====== STORED ROWS ======
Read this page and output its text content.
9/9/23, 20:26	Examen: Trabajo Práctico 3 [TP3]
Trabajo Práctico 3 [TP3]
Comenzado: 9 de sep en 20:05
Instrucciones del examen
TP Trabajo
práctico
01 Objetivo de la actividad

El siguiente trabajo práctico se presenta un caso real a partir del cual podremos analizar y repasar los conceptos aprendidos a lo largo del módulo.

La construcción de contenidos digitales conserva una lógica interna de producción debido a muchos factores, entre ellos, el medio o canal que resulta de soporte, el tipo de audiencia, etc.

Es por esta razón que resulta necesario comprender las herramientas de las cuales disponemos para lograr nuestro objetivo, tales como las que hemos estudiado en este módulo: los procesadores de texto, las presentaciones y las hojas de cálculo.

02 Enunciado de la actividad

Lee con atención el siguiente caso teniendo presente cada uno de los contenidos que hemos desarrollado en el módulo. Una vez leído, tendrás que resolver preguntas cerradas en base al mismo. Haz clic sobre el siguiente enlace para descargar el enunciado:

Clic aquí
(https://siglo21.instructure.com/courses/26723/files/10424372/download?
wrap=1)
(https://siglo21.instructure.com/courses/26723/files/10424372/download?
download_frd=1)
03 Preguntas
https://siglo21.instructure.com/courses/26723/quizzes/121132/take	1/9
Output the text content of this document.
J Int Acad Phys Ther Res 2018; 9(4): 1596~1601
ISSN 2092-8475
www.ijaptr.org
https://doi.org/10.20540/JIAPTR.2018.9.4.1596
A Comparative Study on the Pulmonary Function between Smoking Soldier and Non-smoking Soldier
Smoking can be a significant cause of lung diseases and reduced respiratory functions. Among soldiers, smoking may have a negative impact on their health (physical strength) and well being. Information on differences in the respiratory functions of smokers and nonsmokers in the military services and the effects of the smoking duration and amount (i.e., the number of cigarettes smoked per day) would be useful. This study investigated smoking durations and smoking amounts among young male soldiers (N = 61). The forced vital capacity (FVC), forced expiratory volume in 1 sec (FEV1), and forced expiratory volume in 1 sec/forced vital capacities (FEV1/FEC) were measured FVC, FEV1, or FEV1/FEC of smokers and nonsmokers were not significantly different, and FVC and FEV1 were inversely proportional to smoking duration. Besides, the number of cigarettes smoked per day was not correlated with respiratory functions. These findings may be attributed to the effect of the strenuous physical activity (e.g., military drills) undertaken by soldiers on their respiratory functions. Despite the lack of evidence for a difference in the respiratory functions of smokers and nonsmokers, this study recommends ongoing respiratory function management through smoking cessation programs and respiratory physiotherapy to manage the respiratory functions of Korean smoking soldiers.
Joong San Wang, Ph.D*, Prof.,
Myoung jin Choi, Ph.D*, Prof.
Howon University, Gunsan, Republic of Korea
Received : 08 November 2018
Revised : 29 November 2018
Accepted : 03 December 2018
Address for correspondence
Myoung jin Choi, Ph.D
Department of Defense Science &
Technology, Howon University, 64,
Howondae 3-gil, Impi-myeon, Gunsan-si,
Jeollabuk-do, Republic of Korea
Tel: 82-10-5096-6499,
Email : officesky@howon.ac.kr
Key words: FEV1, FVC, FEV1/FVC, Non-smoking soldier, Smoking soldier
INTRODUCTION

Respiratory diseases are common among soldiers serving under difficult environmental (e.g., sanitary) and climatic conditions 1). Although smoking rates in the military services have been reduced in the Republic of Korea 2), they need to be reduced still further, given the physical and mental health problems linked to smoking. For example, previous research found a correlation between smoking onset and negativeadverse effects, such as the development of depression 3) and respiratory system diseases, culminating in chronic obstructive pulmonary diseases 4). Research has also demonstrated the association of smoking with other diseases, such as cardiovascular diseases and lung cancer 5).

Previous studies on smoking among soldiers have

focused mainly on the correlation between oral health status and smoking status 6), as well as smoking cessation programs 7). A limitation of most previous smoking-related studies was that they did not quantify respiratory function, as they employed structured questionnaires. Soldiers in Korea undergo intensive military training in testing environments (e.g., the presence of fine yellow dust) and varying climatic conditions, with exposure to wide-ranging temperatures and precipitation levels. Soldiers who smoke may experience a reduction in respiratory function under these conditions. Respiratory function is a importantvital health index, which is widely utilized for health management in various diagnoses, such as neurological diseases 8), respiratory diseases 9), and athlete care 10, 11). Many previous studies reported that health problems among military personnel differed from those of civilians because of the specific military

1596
======
GIVEN REQUEST:
Pick out, from the lines above, every one that contains the string "content".

ANSWER TO THE EXERCISE:
Read this page and output its text content.
Output the text content of this document.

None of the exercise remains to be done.